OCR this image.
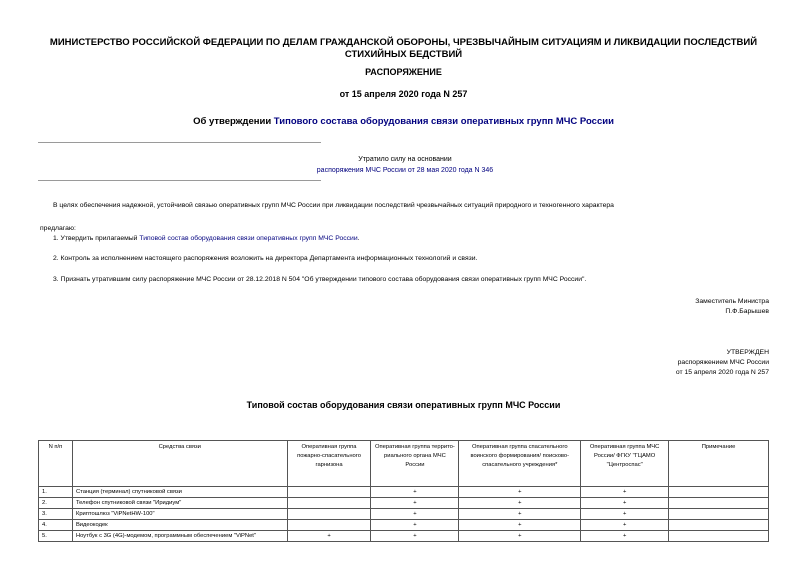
МИНИСТЕРСТВО РОССИЙСКОЙ ФЕДЕРАЦИИ ПО ДЕЛАМ ГРАЖДАНСКОЙ ОБОРОНЫ, ЧРЕЗВЫЧАЙНЫМ СИТУАЦИЯМ И ЛИКВИДАЦИИ ПОСЛЕДСТВИЙ СТИХИЙНЫХ БЕДСТВИЙ
РАСПОРЯЖЕНИЕ
от 15 апреля 2020 года N 257
Об утверждении Типового состава оборудования связи оперативных групп МЧС России
Утратило силу на основании
распоряжения МЧС России от 28 мая 2020 года N 346
В целях обеспечения надежной, устойчивой связью оперативных групп МЧС России при ликвидации последствий чрезвычайных ситуаций природного и техногенного характера
предлагаю:
1. Утвердить прилагаемый Типовой состав оборудования связи оперативных групп МЧС России.
2. Контроль за исполнением настоящего распоряжения возложить на директора Департамента информационных технологий и связи.
3. Признать утратившим силу распоряжение МЧС России от 28.12.2018 N 504 "Об утверждении типового состава оборудования связи оперативных групп МЧС России".
Заместитель Министра
П.Ф.Барышев
УТВЕРЖДЕН
распоряжением МЧС России
от 15 апреля 2020 года N 257
Типовой состав оборудования связи оперативных групп МЧС России
N п/п	Средства связи	Оперативная группа пожарно-спасательного гарнизона	Оперативная группа террито-риального органа МЧС России	Оперативная группа спасательного воинского формирования/ поисково-спасательного учреждения*	Оперативная группа МЧС России/ ФГКУ "ГЦАМО "Центроспас"	Примечание
1.	Станция (терминал) спутниковой связи		+	+	+	
2.	Телефон спутниковой связи "Иридиум"		+	+	+	
3.	Криптошлюз "ViPNetHW-100"		+	+	+	
4.	Видеокодек		+	+	+	
5.	Ноутбук с 3G (4G)-модемом, программным обеспечением "ViPNet"	+	+	+	+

--- --- ---

▶ AIM
Pick out every line with the string "Типовой" and copy it.

▶ RESPONSE BELOW
1. Утвердить прилагаемый Типовой состав оборудования связи оперативных групп МЧС России.
Типовой состав оборудования связи оперативных групп МЧС России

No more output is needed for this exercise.